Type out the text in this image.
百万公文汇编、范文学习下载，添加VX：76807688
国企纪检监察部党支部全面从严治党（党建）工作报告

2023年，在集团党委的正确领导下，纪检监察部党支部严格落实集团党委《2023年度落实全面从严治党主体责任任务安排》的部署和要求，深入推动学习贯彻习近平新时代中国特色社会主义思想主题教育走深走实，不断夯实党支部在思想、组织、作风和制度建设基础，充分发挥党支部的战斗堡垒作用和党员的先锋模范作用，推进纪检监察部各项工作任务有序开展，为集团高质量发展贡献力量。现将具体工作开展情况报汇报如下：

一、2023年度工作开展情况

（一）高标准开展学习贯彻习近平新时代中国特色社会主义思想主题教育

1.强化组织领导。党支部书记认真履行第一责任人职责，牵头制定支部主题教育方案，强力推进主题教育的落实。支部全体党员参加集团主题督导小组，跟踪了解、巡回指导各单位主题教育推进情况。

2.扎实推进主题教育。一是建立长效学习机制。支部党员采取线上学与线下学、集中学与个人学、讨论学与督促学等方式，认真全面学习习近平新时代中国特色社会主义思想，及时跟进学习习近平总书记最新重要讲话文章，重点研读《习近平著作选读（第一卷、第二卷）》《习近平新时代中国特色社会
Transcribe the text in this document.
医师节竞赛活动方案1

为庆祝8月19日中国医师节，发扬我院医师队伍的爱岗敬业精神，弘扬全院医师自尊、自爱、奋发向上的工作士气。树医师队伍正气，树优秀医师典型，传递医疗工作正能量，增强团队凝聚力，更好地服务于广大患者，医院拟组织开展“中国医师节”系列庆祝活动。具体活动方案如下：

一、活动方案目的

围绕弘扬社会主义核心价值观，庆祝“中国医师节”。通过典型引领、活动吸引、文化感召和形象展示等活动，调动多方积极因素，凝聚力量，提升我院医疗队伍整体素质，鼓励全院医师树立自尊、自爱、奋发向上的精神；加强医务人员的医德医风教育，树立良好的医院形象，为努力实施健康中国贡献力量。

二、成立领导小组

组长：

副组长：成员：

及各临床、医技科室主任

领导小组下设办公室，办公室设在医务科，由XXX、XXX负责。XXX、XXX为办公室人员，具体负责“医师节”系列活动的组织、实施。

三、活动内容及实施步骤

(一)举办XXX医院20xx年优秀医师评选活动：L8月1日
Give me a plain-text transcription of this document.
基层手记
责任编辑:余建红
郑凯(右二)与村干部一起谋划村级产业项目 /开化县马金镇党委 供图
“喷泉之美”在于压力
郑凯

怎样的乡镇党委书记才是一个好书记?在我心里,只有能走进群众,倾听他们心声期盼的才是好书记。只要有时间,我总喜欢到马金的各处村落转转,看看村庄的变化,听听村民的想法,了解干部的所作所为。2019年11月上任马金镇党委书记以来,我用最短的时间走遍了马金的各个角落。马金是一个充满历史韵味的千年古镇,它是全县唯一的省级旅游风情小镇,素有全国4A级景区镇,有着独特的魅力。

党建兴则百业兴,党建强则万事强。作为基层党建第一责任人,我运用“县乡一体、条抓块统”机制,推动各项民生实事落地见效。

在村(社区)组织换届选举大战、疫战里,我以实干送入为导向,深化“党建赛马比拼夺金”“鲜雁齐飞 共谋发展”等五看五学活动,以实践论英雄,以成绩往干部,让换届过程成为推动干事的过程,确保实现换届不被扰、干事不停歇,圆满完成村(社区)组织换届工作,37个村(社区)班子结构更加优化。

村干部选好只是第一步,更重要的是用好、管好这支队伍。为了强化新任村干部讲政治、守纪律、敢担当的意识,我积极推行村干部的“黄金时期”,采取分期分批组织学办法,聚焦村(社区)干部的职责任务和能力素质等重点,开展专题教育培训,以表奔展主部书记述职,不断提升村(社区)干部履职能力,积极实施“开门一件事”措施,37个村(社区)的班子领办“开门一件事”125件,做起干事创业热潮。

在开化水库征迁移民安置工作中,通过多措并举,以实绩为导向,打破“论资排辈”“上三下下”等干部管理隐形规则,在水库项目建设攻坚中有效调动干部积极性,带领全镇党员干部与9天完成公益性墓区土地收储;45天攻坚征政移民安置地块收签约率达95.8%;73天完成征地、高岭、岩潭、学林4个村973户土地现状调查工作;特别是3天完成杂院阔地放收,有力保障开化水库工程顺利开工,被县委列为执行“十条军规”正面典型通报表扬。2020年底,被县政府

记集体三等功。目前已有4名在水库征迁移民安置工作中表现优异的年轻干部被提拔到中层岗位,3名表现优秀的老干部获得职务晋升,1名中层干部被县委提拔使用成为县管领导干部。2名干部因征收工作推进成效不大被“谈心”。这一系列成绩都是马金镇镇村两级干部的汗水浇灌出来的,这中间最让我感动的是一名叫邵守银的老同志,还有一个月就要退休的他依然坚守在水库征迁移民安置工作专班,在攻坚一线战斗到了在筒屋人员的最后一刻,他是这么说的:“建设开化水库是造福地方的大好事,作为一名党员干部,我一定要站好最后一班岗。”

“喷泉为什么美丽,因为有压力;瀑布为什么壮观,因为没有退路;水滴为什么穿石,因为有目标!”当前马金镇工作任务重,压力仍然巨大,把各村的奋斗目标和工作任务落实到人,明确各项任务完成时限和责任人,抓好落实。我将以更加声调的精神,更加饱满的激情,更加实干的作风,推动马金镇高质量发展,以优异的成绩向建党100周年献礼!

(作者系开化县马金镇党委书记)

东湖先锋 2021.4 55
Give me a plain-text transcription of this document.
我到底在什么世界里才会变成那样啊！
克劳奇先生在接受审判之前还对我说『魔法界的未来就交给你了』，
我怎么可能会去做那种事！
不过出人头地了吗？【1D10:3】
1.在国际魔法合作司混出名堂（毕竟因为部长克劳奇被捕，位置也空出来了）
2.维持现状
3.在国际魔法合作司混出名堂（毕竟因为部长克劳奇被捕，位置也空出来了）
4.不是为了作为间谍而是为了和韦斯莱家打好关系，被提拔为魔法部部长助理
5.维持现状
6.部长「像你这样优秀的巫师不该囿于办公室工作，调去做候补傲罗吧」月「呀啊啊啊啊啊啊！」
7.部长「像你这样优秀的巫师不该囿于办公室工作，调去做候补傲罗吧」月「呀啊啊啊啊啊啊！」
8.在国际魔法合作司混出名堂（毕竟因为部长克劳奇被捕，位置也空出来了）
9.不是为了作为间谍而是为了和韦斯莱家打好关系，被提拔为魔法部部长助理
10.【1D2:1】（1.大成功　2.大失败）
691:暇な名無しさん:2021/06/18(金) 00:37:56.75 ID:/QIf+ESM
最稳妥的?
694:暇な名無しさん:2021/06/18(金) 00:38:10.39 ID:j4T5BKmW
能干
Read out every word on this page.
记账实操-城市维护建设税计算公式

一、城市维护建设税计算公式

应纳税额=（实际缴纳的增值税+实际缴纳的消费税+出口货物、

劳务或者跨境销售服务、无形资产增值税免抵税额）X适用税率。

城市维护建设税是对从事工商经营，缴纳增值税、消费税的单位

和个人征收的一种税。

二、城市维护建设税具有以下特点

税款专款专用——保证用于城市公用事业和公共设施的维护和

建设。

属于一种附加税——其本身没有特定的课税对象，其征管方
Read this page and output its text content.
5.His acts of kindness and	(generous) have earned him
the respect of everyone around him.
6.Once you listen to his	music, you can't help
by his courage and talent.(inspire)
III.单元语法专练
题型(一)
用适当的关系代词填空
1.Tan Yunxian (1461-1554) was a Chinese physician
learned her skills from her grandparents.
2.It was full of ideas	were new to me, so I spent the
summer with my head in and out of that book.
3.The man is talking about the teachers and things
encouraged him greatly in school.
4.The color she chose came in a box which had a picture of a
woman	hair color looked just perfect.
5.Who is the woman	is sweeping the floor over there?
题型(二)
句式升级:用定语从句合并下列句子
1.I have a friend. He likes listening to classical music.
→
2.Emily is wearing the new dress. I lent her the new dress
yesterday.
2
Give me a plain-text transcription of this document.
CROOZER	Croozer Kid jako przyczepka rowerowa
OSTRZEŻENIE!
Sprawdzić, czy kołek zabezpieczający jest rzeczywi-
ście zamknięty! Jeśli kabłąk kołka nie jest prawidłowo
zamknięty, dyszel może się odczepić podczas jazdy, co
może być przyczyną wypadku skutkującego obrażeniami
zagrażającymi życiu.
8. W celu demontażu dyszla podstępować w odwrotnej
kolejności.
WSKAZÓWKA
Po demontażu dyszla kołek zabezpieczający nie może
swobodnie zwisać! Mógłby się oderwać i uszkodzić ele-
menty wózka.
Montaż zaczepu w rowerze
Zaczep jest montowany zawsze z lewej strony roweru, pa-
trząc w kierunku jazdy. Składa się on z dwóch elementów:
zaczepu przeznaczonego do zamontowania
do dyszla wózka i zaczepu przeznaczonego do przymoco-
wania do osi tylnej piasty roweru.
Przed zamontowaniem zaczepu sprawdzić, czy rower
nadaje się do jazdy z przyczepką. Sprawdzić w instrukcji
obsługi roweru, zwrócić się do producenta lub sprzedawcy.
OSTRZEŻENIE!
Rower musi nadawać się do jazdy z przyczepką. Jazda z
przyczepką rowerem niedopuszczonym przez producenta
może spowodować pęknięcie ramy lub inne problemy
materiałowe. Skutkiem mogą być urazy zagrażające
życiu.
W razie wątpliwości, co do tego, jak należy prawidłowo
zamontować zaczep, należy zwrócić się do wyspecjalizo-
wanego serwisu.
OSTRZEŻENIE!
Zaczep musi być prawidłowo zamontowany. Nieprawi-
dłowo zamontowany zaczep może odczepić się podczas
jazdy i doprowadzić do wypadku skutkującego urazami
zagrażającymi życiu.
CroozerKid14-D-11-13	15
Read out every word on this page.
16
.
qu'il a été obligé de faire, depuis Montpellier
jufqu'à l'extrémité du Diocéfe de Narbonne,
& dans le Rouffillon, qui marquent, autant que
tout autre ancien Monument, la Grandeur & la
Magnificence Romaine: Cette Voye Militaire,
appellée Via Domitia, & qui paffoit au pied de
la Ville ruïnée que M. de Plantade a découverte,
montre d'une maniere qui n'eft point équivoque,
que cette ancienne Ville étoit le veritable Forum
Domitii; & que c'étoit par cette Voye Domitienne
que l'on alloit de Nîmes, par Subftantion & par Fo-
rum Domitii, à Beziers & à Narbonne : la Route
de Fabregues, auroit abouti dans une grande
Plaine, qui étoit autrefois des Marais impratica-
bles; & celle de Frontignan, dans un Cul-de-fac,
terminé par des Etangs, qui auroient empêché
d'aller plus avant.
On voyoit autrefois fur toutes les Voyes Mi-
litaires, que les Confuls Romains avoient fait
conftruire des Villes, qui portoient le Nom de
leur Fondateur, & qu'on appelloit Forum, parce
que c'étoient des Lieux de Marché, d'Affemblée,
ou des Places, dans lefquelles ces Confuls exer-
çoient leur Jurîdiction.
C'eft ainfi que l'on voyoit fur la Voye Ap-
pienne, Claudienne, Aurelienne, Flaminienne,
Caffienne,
|---|
__Written task__: Take every line from the data that contains the word "zamknięty".

__Final answer__:
ście zamknięty! Jeśli kabłąk kołka nie jest prawidłowo
zamknięty, dyszel może się odczepić podczas jazdy, co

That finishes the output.